## start

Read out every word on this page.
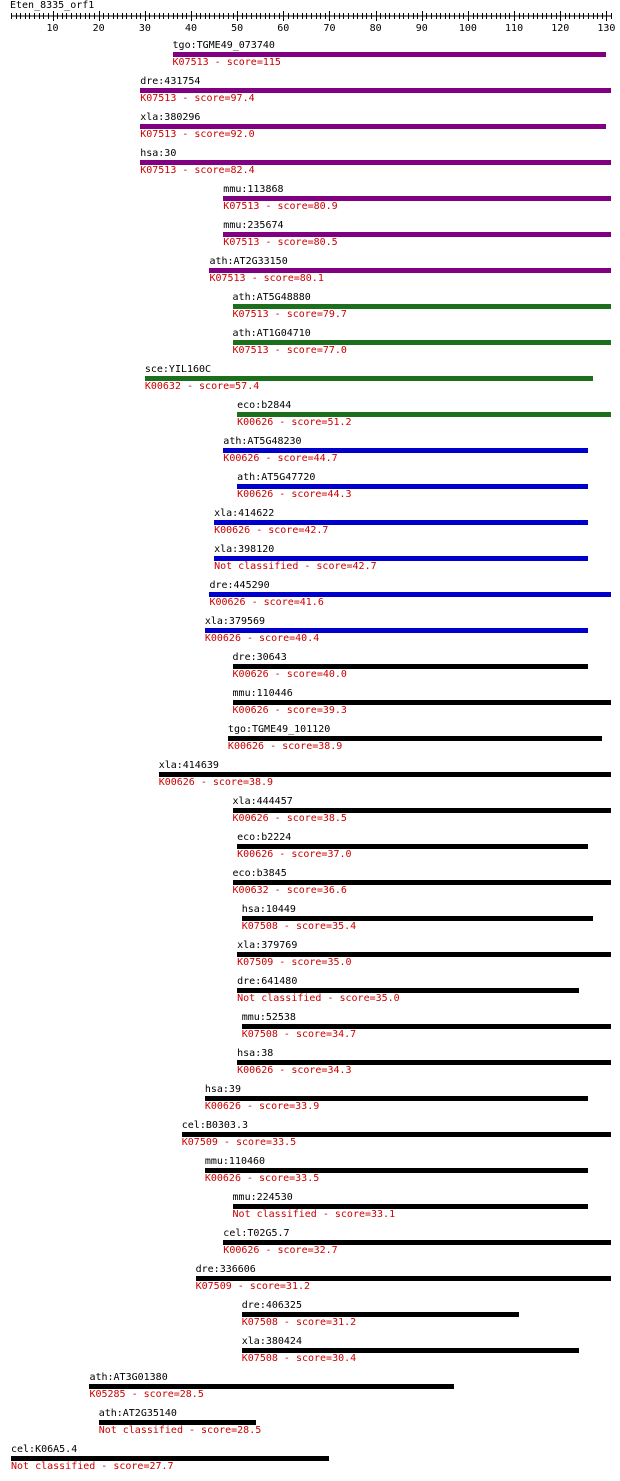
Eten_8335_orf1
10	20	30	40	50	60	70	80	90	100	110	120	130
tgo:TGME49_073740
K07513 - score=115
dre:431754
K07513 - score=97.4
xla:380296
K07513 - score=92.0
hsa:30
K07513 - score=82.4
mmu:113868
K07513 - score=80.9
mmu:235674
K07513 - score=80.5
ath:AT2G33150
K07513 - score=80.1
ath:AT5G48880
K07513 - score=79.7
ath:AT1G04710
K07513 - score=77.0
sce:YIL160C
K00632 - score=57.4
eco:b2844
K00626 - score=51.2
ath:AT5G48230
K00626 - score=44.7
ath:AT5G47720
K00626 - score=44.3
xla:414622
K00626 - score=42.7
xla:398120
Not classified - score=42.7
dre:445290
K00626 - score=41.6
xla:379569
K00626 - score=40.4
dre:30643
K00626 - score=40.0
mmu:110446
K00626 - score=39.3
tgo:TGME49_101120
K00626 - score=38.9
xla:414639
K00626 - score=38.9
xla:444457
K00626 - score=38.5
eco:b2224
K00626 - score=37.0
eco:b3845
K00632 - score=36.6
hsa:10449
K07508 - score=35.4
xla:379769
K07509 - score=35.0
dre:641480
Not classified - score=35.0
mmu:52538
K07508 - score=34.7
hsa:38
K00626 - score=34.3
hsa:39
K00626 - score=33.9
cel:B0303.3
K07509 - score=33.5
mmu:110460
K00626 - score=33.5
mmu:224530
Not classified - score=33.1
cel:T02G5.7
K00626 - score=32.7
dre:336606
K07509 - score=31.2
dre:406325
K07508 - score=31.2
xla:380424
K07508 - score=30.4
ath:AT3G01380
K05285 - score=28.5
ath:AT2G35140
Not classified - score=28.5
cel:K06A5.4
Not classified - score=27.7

## end

What needs to be done - Leave out the pictures and copy the rest of the material above exactly.

Answer to this task -
Read out every word on this page.
Eten_8335_orf1
10	20	30	40	50	60	70	80	90	100	110	120	130
tgo:TGME49_073740
K07513 - score=115
dre:431754
K07513 - score=97.4
xla:380296
K07513 - score=92.0
hsa:30
K07513 - score=82.4
mmu:113868
K07513 - score=80.9
mmu:235674
K07513 - score=80.5
ath:AT2G33150
K07513 - score=80.1
ath:AT5G48880
K07513 - score=79.7
ath:AT1G04710
K07513 - score=77.0
sce:YIL160C
K00632 - score=57.4
eco:b2844
K00626 - score=51.2
ath:AT5G48230
K00626 - score=44.7
ath:AT5G47720
K00626 - score=44.3
xla:414622
K00626 - score=42.7
xla:398120
Not classified - score=42.7
dre:445290
K00626 - score=41.6
xla:379569
K00626 - score=40.4
dre:30643
K00626 - score=40.0
mmu:110446
K00626 - score=39.3
tgo:TGME49_101120
K00626 - score=38.9
xla:414639
K00626 - score=38.9
xla:444457
K00626 - score=38.5
eco:b2224
K00626 - score=37.0
eco:b3845
K00632 - score=36.6
hsa:10449
K07508 - score=35.4
xla:379769
K07509 - score=35.0
dre:641480
Not classified - score=35.0
mmu:52538
K07508 - score=34.7
hsa:38
K00626 - score=34.3
hsa:39
K00626 - score=33.9
cel:B0303.3
K07509 - score=33.5
mmu:110460
K00626 - score=33.5
mmu:224530
Not classified - score=33.1
cel:T02G5.7
K00626 - score=32.7
dre:336606
K07509 - score=31.2
dre:406325
K07508 - score=31.2
xla:380424
K07508 - score=30.4
ath:AT3G01380
K05285 - score=28.5
ath:AT2G35140
Not classified - score=28.5
cel:K06A5.4
Not classified - score=27.7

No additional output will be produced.